» **SUPPLIED RECORDS**
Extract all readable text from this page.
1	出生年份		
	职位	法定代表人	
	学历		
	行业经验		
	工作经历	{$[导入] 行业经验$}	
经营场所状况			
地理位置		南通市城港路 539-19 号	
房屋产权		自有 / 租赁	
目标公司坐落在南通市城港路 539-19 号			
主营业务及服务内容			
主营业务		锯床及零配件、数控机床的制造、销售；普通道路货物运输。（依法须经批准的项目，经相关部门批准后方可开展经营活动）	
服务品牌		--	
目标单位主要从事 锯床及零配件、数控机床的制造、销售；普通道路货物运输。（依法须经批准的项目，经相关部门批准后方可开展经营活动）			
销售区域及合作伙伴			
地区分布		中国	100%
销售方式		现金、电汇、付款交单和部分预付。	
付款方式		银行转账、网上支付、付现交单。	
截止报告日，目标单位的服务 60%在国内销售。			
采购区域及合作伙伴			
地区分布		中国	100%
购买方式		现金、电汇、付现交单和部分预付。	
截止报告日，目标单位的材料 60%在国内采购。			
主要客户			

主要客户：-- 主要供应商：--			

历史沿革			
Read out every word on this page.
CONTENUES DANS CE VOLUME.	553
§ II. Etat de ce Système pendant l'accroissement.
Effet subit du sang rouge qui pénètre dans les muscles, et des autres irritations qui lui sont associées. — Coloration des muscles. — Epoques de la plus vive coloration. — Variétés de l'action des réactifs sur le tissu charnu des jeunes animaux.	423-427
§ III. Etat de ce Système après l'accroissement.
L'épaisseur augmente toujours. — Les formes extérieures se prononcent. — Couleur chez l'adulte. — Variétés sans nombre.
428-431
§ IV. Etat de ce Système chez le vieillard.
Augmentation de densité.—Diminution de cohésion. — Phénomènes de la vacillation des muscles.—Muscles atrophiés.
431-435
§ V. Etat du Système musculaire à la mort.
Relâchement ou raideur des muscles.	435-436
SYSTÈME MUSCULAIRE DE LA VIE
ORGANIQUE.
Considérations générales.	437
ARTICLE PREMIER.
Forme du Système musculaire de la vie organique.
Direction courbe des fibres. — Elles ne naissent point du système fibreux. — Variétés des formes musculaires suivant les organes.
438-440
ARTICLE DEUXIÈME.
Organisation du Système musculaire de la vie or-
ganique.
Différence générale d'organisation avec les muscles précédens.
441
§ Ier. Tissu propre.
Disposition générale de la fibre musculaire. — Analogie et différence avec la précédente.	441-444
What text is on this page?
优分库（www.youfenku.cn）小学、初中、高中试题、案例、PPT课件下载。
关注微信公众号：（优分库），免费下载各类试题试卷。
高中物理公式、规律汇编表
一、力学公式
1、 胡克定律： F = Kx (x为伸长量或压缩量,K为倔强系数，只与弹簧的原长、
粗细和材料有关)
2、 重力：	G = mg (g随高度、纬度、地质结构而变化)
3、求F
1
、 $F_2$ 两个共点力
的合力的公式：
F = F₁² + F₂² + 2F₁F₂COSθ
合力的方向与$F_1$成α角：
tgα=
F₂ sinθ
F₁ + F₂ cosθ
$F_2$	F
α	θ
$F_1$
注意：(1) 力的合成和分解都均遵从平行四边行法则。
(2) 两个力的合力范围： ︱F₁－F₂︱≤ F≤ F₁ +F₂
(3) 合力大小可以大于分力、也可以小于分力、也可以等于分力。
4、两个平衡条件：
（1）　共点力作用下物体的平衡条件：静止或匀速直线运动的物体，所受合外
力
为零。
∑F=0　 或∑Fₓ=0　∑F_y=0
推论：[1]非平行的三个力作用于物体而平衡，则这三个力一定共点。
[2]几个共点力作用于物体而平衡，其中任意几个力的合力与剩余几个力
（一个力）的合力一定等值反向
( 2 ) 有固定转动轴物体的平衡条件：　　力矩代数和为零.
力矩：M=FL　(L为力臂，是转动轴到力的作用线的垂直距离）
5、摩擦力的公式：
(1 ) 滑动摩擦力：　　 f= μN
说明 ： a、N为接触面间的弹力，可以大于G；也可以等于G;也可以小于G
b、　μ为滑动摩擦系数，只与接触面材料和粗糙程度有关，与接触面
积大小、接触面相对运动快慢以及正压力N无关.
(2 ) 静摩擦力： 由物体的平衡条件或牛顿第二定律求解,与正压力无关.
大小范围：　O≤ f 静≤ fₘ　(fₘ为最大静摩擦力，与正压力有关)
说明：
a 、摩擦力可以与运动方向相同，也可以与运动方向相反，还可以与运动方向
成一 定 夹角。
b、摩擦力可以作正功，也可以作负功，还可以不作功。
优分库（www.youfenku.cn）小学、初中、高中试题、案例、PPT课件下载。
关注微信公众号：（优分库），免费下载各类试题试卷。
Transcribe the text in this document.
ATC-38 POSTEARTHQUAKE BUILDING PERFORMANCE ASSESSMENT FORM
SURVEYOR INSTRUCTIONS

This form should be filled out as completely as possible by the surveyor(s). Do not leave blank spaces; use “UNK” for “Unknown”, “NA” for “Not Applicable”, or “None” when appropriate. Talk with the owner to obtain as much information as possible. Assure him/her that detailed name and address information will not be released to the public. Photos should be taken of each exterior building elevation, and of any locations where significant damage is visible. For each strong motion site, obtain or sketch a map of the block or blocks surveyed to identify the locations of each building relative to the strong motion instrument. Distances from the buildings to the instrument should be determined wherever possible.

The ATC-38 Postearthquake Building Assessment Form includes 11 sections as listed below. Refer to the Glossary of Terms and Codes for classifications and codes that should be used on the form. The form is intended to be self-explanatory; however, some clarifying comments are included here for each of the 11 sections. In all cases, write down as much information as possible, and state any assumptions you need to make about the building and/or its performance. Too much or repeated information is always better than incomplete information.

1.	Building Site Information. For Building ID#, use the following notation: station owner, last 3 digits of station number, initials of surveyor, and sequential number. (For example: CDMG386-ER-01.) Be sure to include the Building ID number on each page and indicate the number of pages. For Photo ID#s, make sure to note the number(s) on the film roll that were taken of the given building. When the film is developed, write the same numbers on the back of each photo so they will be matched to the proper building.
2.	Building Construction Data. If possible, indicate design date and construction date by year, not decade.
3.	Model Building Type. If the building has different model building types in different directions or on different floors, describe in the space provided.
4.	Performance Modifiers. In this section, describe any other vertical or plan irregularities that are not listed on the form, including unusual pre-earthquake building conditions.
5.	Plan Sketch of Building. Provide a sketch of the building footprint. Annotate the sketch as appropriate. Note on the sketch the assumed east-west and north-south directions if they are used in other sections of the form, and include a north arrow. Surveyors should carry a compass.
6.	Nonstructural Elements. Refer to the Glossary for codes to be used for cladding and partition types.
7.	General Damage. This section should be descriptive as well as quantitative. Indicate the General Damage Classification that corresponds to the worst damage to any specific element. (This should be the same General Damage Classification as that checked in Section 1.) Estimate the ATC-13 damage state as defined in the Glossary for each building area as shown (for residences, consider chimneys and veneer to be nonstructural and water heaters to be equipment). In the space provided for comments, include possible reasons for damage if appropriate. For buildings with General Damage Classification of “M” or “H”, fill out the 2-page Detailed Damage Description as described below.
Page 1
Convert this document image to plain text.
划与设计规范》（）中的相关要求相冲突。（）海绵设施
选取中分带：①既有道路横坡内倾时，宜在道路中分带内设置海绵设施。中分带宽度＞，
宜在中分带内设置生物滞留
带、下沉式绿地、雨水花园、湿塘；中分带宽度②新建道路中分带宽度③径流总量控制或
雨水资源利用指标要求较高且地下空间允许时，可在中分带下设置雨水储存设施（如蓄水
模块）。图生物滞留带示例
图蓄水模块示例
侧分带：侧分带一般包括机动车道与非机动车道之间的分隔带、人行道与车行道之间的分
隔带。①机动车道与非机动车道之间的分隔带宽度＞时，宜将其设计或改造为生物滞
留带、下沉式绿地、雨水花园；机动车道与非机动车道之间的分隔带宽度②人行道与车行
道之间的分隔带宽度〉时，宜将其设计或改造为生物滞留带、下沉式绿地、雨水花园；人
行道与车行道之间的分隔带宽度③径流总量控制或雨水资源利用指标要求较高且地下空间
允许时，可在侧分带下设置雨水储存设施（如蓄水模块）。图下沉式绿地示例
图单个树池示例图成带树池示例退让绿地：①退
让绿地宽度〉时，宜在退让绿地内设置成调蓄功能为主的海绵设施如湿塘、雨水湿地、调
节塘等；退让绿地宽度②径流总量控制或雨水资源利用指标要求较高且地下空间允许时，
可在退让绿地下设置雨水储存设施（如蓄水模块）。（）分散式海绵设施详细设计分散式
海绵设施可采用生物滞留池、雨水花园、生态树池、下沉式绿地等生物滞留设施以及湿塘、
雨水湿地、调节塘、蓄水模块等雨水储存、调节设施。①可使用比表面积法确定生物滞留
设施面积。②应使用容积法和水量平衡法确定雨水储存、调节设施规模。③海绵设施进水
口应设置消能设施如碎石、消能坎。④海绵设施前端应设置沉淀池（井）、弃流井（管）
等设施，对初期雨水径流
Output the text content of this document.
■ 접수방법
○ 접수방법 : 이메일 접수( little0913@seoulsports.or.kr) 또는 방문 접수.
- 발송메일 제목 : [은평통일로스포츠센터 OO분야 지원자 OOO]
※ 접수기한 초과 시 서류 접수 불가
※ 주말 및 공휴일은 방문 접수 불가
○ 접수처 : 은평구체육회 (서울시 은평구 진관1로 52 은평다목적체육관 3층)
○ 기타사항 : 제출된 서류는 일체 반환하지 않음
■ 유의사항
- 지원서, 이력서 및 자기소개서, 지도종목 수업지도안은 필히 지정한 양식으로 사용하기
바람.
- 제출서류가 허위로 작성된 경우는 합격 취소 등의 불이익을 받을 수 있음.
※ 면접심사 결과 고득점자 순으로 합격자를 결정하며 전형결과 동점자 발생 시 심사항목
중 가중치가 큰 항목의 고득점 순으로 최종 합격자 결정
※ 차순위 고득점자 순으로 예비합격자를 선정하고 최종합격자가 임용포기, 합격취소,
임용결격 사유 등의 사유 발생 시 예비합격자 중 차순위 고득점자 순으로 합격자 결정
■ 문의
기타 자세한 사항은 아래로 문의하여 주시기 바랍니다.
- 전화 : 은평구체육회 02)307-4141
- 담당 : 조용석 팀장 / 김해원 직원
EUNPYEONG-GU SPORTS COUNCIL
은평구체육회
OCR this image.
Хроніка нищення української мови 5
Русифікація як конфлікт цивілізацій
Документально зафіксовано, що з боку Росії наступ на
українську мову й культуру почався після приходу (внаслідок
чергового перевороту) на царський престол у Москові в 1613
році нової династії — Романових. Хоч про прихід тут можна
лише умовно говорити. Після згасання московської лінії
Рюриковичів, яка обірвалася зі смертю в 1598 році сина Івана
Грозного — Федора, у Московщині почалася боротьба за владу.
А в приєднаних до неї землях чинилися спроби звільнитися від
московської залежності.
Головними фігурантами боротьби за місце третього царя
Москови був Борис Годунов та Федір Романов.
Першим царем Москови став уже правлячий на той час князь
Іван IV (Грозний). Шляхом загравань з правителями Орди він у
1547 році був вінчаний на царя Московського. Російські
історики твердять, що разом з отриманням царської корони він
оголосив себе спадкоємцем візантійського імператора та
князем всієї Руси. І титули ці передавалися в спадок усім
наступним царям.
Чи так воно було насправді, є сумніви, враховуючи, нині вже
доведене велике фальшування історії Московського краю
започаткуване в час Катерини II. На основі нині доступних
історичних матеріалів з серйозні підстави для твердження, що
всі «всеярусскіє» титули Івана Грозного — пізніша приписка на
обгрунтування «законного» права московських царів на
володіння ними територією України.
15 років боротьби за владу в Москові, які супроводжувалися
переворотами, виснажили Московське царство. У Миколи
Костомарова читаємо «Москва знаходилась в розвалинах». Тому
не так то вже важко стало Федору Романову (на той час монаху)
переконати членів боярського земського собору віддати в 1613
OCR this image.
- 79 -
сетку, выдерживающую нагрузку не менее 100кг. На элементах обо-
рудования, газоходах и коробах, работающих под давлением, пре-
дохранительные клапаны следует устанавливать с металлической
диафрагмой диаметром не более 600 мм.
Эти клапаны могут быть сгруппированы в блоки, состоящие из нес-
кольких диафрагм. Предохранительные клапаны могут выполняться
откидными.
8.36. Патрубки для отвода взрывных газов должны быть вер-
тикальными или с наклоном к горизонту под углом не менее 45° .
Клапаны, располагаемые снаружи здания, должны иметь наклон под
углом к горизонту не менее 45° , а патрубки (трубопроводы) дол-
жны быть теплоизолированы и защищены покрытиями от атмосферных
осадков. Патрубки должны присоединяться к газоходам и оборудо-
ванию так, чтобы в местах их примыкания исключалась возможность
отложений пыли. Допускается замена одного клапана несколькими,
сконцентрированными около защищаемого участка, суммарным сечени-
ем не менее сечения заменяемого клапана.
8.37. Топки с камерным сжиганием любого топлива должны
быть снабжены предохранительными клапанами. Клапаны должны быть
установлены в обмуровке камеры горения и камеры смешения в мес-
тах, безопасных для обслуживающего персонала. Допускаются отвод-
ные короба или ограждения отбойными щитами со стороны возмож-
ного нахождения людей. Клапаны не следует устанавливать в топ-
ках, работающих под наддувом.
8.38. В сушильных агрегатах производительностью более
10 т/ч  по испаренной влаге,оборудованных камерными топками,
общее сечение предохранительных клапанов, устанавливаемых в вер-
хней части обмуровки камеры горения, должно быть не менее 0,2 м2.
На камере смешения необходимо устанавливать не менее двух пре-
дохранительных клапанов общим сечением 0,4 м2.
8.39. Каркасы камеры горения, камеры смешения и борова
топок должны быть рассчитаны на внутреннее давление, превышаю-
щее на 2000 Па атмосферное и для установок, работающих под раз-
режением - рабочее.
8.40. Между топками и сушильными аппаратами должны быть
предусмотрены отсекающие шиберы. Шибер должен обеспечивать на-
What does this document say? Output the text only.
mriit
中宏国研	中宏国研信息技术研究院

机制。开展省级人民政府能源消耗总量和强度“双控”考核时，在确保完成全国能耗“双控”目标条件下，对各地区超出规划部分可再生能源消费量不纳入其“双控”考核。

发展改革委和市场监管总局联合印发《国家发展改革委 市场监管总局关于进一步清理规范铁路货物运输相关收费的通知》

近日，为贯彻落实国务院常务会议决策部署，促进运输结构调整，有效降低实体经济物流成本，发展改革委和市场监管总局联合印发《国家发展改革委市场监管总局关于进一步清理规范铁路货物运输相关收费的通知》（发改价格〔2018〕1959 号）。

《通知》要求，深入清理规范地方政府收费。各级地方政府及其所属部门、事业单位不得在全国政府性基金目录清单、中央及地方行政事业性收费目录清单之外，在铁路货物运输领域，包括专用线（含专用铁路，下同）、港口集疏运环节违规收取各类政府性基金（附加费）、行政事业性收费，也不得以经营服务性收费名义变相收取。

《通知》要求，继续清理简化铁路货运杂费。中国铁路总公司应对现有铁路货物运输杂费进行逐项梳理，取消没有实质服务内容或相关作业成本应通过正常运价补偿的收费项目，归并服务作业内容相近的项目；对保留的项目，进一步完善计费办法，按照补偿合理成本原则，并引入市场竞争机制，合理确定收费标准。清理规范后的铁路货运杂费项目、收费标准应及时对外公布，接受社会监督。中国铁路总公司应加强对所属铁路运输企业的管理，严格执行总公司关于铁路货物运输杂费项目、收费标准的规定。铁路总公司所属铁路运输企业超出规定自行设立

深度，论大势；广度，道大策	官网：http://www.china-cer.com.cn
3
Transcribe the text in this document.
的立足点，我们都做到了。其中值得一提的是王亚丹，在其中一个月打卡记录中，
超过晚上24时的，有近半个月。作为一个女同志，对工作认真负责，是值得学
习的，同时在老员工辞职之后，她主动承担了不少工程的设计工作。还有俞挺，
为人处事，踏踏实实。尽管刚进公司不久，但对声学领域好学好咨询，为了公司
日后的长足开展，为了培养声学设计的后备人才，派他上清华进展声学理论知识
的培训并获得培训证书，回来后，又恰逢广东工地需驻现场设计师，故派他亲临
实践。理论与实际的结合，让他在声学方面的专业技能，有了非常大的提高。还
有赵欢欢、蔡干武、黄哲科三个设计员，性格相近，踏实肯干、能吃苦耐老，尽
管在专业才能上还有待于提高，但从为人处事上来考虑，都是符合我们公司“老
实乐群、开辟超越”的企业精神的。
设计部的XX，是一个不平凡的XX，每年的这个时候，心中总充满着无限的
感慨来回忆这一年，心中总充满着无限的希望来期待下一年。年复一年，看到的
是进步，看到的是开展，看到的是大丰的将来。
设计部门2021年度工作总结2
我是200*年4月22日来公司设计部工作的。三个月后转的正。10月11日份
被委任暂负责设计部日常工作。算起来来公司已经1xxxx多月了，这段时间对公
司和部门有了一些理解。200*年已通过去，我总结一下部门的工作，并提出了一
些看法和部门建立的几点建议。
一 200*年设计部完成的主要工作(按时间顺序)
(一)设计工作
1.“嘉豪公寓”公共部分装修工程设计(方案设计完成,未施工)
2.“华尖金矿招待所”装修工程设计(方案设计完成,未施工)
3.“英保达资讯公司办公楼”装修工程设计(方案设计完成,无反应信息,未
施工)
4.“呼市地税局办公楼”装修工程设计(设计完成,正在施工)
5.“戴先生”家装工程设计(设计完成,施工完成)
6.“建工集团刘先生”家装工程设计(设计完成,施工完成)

» **GIVEN REQUEST**
In the data above, count the lines where the word "锯床及零配件" appears; reply with the number only.

» **SOLUTION FOR THIS EXERCISE**
2